Records provided »
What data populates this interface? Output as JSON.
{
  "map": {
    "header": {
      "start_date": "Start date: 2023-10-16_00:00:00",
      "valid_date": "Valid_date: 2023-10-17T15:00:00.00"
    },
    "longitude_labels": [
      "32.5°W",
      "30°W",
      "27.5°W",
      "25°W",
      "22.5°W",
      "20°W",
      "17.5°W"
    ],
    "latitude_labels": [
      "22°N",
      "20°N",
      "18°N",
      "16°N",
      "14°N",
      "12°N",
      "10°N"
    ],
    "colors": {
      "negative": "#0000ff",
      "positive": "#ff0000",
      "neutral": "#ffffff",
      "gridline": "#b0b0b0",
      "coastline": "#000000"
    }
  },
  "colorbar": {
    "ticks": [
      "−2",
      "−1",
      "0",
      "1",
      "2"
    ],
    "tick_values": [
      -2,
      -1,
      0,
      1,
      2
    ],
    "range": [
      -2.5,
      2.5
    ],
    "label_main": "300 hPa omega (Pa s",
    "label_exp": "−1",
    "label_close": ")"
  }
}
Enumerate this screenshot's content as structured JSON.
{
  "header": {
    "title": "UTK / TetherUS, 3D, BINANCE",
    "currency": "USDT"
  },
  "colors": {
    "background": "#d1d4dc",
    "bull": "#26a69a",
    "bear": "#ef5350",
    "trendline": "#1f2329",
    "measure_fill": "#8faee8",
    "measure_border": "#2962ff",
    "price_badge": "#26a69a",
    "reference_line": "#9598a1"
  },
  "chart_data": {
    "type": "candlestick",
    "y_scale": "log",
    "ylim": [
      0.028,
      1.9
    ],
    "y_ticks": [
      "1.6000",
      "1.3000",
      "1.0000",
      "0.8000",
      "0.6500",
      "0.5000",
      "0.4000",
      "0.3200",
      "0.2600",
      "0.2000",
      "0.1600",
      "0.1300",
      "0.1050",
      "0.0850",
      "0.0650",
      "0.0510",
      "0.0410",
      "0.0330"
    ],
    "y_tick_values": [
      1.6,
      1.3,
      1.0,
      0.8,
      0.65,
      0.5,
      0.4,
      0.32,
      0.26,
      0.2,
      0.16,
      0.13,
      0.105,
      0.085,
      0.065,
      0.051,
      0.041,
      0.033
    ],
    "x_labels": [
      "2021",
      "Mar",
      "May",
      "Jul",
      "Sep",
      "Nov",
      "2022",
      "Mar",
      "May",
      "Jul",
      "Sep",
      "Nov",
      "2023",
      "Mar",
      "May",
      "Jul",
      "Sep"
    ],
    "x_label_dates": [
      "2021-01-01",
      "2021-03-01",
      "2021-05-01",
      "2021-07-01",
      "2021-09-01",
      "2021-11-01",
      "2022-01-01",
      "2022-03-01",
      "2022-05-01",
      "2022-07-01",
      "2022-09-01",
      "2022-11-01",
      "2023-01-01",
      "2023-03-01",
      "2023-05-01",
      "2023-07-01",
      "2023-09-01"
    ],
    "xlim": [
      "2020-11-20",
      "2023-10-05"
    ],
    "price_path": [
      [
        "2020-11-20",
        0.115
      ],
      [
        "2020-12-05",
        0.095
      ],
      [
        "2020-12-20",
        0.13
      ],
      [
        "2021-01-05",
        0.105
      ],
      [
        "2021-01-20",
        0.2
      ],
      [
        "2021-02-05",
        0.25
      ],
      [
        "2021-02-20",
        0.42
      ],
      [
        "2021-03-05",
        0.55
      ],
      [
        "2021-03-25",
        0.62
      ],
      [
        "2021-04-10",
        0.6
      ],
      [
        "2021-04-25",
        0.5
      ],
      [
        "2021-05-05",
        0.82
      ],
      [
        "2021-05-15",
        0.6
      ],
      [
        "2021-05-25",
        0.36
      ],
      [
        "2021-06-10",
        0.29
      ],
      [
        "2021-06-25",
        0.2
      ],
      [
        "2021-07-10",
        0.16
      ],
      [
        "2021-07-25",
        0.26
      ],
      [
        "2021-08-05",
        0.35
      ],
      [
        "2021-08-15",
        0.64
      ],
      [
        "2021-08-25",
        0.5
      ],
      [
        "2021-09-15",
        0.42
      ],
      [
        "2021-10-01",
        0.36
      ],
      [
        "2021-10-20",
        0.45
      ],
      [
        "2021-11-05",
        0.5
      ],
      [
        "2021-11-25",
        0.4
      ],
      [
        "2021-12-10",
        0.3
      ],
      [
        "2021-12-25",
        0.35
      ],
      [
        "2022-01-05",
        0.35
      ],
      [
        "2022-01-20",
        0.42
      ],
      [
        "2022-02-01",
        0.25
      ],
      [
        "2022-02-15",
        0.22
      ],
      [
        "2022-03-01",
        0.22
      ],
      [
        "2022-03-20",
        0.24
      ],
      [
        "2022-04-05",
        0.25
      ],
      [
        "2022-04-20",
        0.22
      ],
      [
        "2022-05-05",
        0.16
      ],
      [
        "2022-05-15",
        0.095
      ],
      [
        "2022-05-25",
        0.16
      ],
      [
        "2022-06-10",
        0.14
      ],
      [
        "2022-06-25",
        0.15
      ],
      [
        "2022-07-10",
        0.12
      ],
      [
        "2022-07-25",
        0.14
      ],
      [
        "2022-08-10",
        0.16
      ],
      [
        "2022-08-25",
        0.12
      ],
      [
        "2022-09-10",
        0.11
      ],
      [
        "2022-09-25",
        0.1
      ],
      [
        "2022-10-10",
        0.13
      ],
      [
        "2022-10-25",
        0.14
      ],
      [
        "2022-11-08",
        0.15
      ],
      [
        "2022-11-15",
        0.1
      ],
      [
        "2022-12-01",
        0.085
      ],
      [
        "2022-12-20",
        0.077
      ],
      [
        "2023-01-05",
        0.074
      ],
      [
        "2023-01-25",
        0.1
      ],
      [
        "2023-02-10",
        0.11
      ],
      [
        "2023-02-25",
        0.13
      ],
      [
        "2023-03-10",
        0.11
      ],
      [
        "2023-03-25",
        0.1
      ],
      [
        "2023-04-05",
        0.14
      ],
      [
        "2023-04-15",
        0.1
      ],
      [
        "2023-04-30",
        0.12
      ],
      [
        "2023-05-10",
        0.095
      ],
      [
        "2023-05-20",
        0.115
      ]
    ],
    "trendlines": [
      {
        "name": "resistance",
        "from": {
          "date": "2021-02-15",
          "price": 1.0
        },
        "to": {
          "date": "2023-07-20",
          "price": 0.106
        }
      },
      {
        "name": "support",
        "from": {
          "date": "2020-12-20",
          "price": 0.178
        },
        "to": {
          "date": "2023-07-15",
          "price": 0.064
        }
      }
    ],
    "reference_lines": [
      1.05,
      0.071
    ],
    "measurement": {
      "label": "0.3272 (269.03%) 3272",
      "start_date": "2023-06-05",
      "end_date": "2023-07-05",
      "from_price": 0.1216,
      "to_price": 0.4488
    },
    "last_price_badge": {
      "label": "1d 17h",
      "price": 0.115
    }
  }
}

Task » Select from the material above each line in which the string "this" appears, and list those lines.

Response to the task »
What data populates this interface? Output as JSON.
Enumerate this screenshot's content as structured JSON.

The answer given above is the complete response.